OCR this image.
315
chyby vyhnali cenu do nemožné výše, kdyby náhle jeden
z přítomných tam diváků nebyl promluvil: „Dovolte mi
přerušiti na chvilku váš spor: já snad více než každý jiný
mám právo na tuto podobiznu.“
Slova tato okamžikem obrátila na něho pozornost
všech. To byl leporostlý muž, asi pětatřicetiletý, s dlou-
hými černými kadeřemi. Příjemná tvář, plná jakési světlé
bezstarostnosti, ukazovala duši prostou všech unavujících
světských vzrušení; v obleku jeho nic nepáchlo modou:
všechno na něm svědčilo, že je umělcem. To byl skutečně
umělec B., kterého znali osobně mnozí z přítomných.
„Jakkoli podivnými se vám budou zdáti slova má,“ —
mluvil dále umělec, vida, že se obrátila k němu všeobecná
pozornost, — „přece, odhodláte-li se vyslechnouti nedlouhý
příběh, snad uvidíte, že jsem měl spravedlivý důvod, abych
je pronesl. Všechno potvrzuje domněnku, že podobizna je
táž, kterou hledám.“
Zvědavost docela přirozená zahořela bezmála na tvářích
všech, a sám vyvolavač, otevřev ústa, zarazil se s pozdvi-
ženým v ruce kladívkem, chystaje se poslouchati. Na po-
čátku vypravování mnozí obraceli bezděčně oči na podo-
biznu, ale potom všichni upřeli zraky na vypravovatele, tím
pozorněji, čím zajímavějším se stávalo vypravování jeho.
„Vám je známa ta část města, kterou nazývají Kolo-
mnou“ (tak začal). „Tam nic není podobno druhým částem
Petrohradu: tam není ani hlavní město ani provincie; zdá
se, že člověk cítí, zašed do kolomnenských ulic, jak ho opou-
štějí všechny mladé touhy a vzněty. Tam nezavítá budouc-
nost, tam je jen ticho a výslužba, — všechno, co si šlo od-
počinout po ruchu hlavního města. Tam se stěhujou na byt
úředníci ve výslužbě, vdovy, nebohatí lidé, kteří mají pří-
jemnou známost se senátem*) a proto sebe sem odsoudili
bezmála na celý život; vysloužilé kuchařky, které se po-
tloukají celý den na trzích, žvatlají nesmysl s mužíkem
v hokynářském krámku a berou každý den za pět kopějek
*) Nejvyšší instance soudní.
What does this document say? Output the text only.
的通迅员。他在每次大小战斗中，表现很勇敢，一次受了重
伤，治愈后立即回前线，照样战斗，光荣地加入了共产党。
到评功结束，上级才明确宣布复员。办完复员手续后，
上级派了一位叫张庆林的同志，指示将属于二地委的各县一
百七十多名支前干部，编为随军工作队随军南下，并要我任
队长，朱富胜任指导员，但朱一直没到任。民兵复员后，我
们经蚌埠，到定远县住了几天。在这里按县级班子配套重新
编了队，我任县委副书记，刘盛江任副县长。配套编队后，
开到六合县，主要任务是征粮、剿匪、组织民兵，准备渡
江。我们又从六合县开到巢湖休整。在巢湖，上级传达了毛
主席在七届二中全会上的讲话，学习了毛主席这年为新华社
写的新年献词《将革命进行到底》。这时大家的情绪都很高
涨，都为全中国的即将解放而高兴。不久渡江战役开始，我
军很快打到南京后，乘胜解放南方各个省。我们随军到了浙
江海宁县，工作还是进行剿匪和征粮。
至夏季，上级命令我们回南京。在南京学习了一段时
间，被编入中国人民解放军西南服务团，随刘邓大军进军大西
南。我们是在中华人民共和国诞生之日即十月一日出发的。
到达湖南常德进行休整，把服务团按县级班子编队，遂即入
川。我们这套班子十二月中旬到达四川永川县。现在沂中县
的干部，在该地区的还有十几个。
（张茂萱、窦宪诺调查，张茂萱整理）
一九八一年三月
☆ ☆ ☆ ☆
Exercise description
Your task is to transcribe the line containing "What does this" and every line after it, through the last line of the data, exactly as written and with nothing more.

Result of this task
What does this document say? Output the text only.
的通迅员。他在每次大小战斗中，表现很勇敢，一次受了重
伤，治愈后立即回前线，照样战斗，光荣地加入了共产党。
到评功结束，上级才明确宣布复员。办完复员手续后，
上级派了一位叫张庆林的同志，指示将属于二地委的各县一
百七十多名支前干部，编为随军工作队随军南下，并要我任
队长，朱富胜任指导员，但朱一直没到任。民兵复员后，我
们经蚌埠，到定远县住了几天。在这里按县级班子配套重新
编了队，我任县委副书记，刘盛江任副县长。配套编队后，
开到六合县，主要任务是征粮、剿匪、组织民兵，准备渡
江。我们又从六合县开到巢湖休整。在巢湖，上级传达了毛
主席在七届二中全会上的讲话，学习了毛主席这年为新华社
写的新年献词《将革命进行到底》。这时大家的情绪都很高
涨，都为全中国的即将解放而高兴。不久渡江战役开始，我
军很快打到南京后，乘胜解放南方各个省。我们随军到了浙
江海宁县，工作还是进行剿匪和征粮。
至夏季，上级命令我们回南京。在南京学习了一段时
间，被编入中国人民解放军西南服务团，随刘邓大军进军大西
南。我们是在中华人民共和国诞生之日即十月一日出发的。
到达湖南常德进行休整，把服务团按县级班子编队，遂即入
川。我们这套班子十二月中旬到达四川永川县。现在沂中县
的干部，在该地区的还有十几个。
（张茂萱、窦宪诺调查，张茂萱整理）
一九八一年三月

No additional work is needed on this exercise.